* Task data *
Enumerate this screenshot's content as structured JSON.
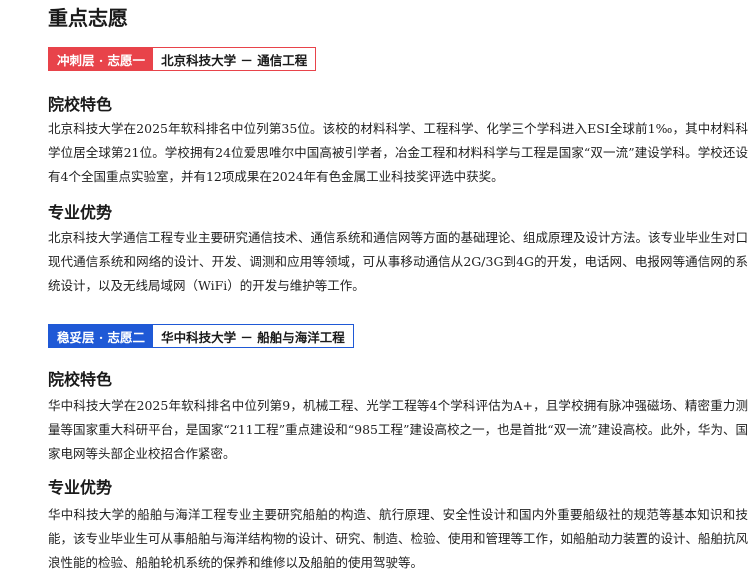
{
  "title": "重点志愿",
  "choices": [
    {
      "tier": "冲刺层 · 志愿一",
      "target": "北京科技大学 － 通信工程",
      "school_heading": "院校特色",
      "school_text": "北京科技大学在2025年软科排名中位列第35位。该校的材料科学、工程科学、化学三个学科进入ESI全球前1‰，其中材料科学位居全球第21位。学校拥有24位爱思唯尔中国高被引学者，冶金工程和材料科学与工程是国家“双一流”建设学科。学校还设有4个全国重点实验室，并有12项成果在2024年有色金属工业科技奖评选中获奖。",
      "major_heading": "专业优势",
      "major_text": "北京科技大学通信工程专业主要研究通信技术、通信系统和通信网等方面的基础理论、组成原理及设计方法。该专业毕业生对口现代通信系统和网络的设计、开发、调测和应用等领域，可从事移动通信从2G/3G到4G的开发，电话网、电报网等通信网的系统设计，以及无线局域网（WiFi）的开发与维护等工作。",
      "color": "#e8434a"
    },
    {
      "tier": "稳妥层 · 志愿二",
      "target": "华中科技大学 － 船舶与海洋工程",
      "school_heading": "院校特色",
      "school_text": "华中科技大学在2025年软科排名中位列第9，机械工程、光学工程等4个学科评估为A+，且学校拥有脉冲强磁场、精密重力测量等国家重大科研平台，是国家“211工程”重点建设和“985工程”建设高校之一，也是首批“双一流”建设高校。此外，华为、国家电网等头部企业校招合作紧密。",
      "major_heading": "专业优势",
      "major_text": "华中科技大学的船舶与海洋工程专业主要研究船舶的构造、航行原理、安全性设计和国内外重要船级社的规范等基本知识和技能，该专业毕业生可从事船舶与海洋结构物的设计、研究、制造、检验、使用和管理等工作，如船舶动力装置的设计、船舶抗风浪性能的检验、船舶轮机系统的保养和维修以及船舶的使用驾驶等。",
      "color": "#1f59d6"
    }
  ]
}
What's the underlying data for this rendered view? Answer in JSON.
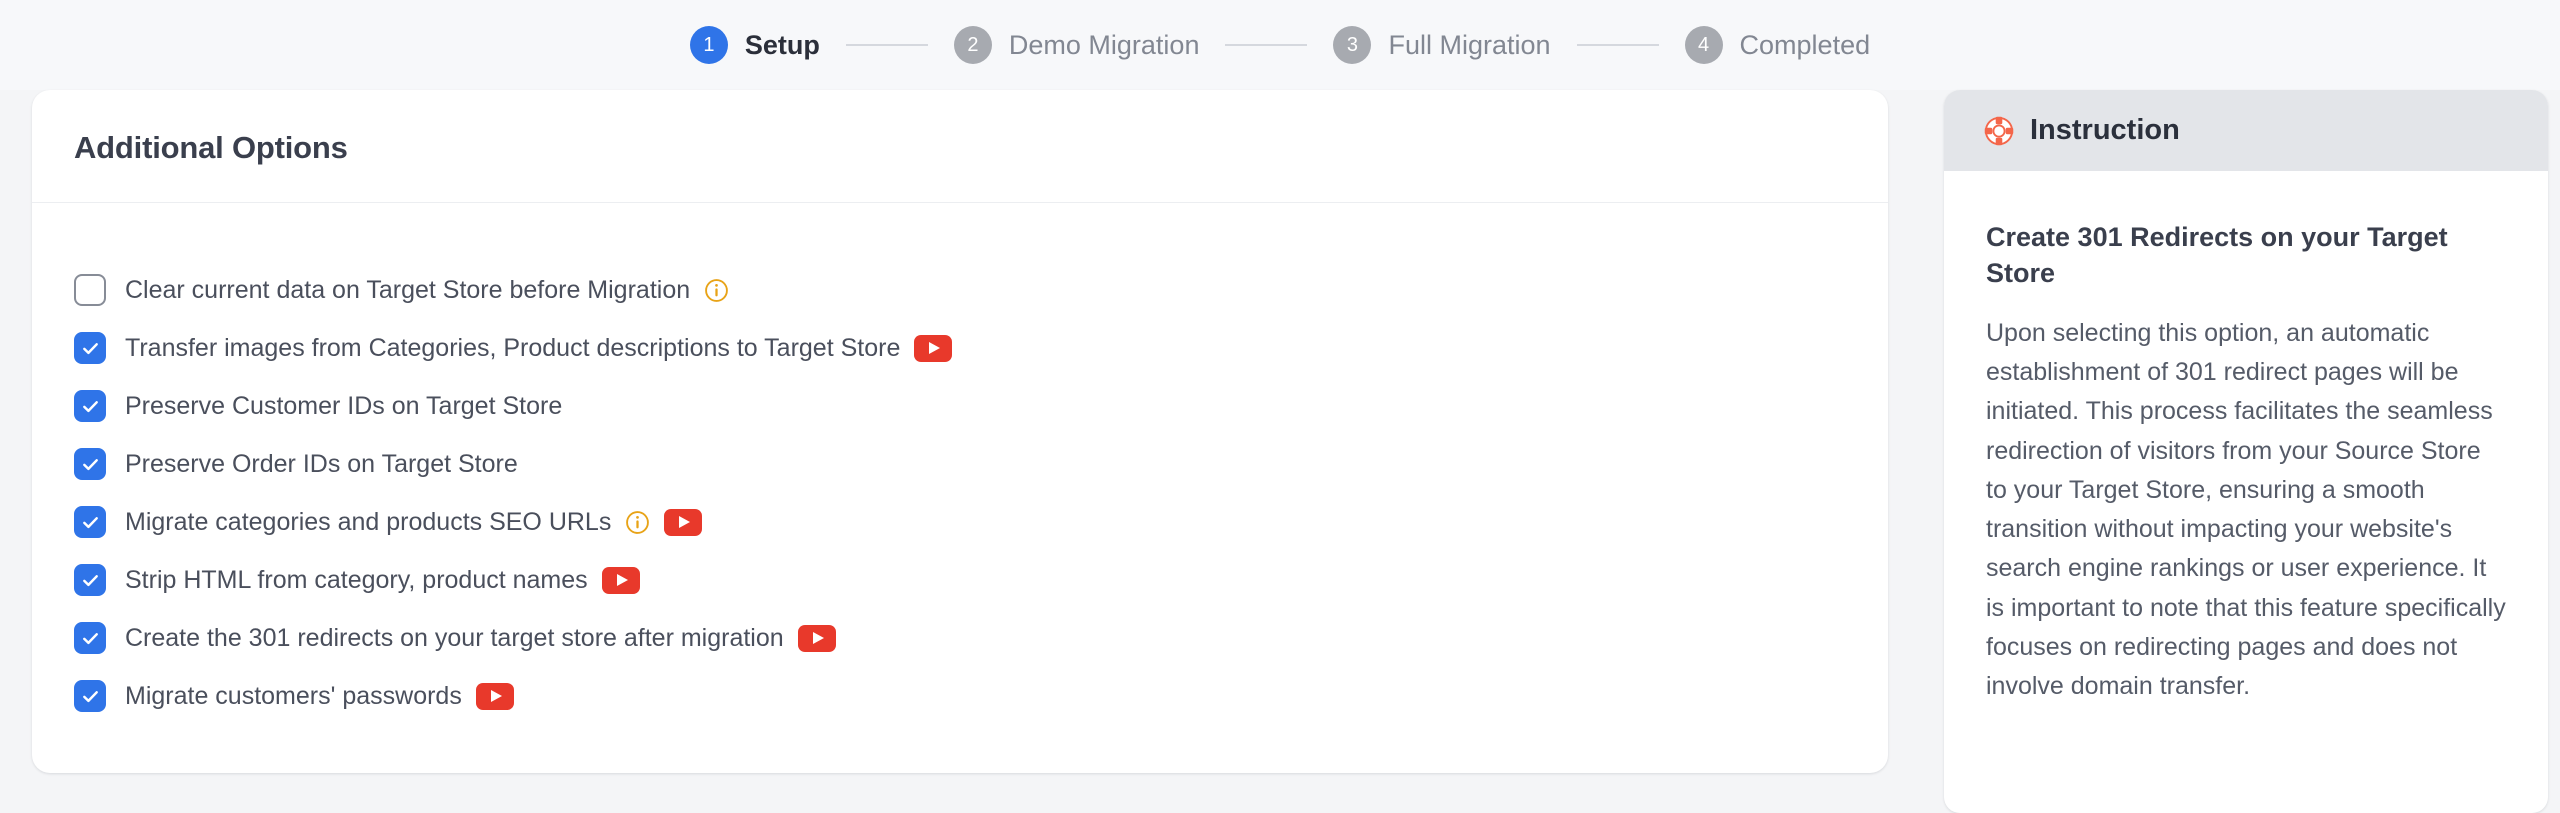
{
  "stepper": {
    "steps": [
      {
        "number": "1",
        "label": "Setup",
        "state": "active"
      },
      {
        "number": "2",
        "label": "Demo Migration",
        "state": "inactive"
      },
      {
        "number": "3",
        "label": "Full Migration",
        "state": "inactive"
      },
      {
        "number": "4",
        "label": "Completed",
        "state": "inactive"
      }
    ]
  },
  "main": {
    "title": "Additional Options",
    "options": [
      {
        "label": "Clear current data on Target Store before Migration",
        "checked": false,
        "info": true,
        "video": false
      },
      {
        "label": "Transfer images from Categories, Product descriptions to Target Store",
        "checked": true,
        "info": false,
        "video": true
      },
      {
        "label": "Preserve Customer IDs on Target Store",
        "checked": true,
        "info": false,
        "video": false
      },
      {
        "label": "Preserve Order IDs on Target Store",
        "checked": true,
        "info": false,
        "video": false
      },
      {
        "label": "Migrate categories and products SEO URLs",
        "checked": true,
        "info": true,
        "video": true
      },
      {
        "label": "Strip HTML from category, product names",
        "checked": true,
        "info": false,
        "video": true
      },
      {
        "label": "Create the 301 redirects on your target store after migration",
        "checked": true,
        "info": false,
        "video": true
      },
      {
        "label": "Migrate customers' passwords",
        "checked": true,
        "info": false,
        "video": true
      }
    ]
  },
  "instruction": {
    "header_title": "Instruction",
    "header_icon": "lifebuoy-icon",
    "title": "Create 301 Redirects on your Target Store",
    "text": "Upon selecting this option, an automatic establishment of 301 redirect pages will be initiated. This process facilitates the seamless redirection of visitors from your Source Store to your Target Store, ensuring a smooth transition without impacting your website's search engine rankings or user experience. It is important to note that this feature specifically focuses on redirecting pages and does not involve domain transfer."
  },
  "colors": {
    "accent_blue": "#2f74e8",
    "inactive_gray": "#a7aab0",
    "info_orange": "#e8a317",
    "youtube_red": "#e8392b",
    "lifebuoy_red": "#f4664a",
    "page_bg": "#f4f5f7",
    "panel_header_bg": "#e3e5e9"
  }
}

* What is asked *
Make an exact copy of all the material, but keep the pictures out of it.

* Task answer *
Enumerate this screenshot's content as structured JSON.
{
  "title": "重点志愿",
  "choices": [
    {
      "tier": "冲刺层 · 志愿一",
      "target": "北京科技大学 － 通信工程",
      "school_heading": "院校特色",
      "school_text": "北京科技大学在2025年软科排名中位列第35位。该校的材料科学、工程科学、化学三个学科进入ESI全球前1‰，其中材料科学位居全球第21位。学校拥有24位爱思唯尔中国高被引学者，冶金工程和材料科学与工程是国家“双一流”建设学科。学校还设有4个全国重点实验室，并有12项成果在2024年有色金属工业科技奖评选中获奖。",
      "major_heading": "专业优势",
      "major_text": "北京科技大学通信工程专业主要研究通信技术、通信系统和通信网等方面的基础理论、组成原理及设计方法。该专业毕业生对口现代通信系统和网络的设计、开发、调测和应用等领域，可从事移动通信从2G/3G到4G的开发，电话网、电报网等通信网的系统设计，以及无线局域网（WiFi）的开发与维护等工作。",
      "color": "#e8434a"
    },
    {
      "tier": "稳妥层 · 志愿二",
      "target": "华中科技大学 － 船舶与海洋工程",
      "school_heading": "院校特色",
      "school_text": "华中科技大学在2025年软科排名中位列第9，机械工程、光学工程等4个学科评估为A+，且学校拥有脉冲强磁场、精密重力测量等国家重大科研平台，是国家“211工程”重点建设和“985工程”建设高校之一，也是首批“双一流”建设高校。此外，华为、国家电网等头部企业校招合作紧密。",
      "major_heading": "专业优势",
      "major_text": "华中科技大学的船舶与海洋工程专业主要研究船舶的构造、航行原理、安全性设计和国内外重要船级社的规范等基本知识和技能，该专业毕业生可从事船舶与海洋结构物的设计、研究、制造、检验、使用和管理等工作，如船舶动力装置的设计、船舶抗风浪性能的检验、船舶轮机系统的保养和维修以及船舶的使用驾驶等。",
      "color": "#1f59d6"
    }
  ]
}
What's the underlying data for this rendered view? Answer in JSON.
{
  "stepper": {
    "steps": [
      {
        "number": "1",
        "label": "Setup",
        "state": "active"
      },
      {
        "number": "2",
        "label": "Demo Migration",
        "state": "inactive"
      },
      {
        "number": "3",
        "label": "Full Migration",
        "state": "inactive"
      },
      {
        "number": "4",
        "label": "Completed",
        "state": "inactive"
      }
    ]
  },
  "main": {
    "title": "Additional Options",
    "options": [
      {
        "label": "Clear current data on Target Store before Migration",
        "checked": false,
        "info": true,
        "video": false
      },
      {
        "label": "Transfer images from Categories, Product descriptions to Target Store",
        "checked": true,
        "info": false,
        "video": true
      },
      {
        "label": "Preserve Customer IDs on Target Store",
        "checked": true,
        "info": false,
        "video": false
      },
      {
        "label": "Preserve Order IDs on Target Store",
        "checked": true,
        "info": false,
        "video": false
      },
      {
        "label": "Migrate categories and products SEO URLs",
        "checked": true,
        "info": true,
        "video": true
      },
      {
        "label": "Strip HTML from category, product names",
        "checked": true,
        "info": false,
        "video": true
      },
      {
        "label": "Create the 301 redirects on your target store after migration",
        "checked": true,
        "info": false,
        "video": true
      },
      {
        "label": "Migrate customers' passwords",
        "checked": true,
        "info": false,
        "video": true
      }
    ]
  },
  "instruction": {
    "header_title": "Instruction",
    "header_icon": "lifebuoy-icon",
    "title": "Create 301 Redirects on your Target Store",
    "text": "Upon selecting this option, an automatic establishment of 301 redirect pages will be initiated. This process facilitates the seamless redirection of visitors from your Source Store to your Target Store, ensuring a smooth transition without impacting your website's search engine rankings or user experience. It is important to note that this feature specifically focuses on redirecting pages and does not involve domain transfer."
  },
  "colors": {
    "accent_blue": "#2f74e8",
    "inactive_gray": "#a7aab0",
    "info_orange": "#e8a317",
    "youtube_red": "#e8392b",
    "lifebuoy_red": "#f4664a",
    "page_bg": "#f4f5f7",
    "panel_header_bg": "#e3e5e9"
  }
}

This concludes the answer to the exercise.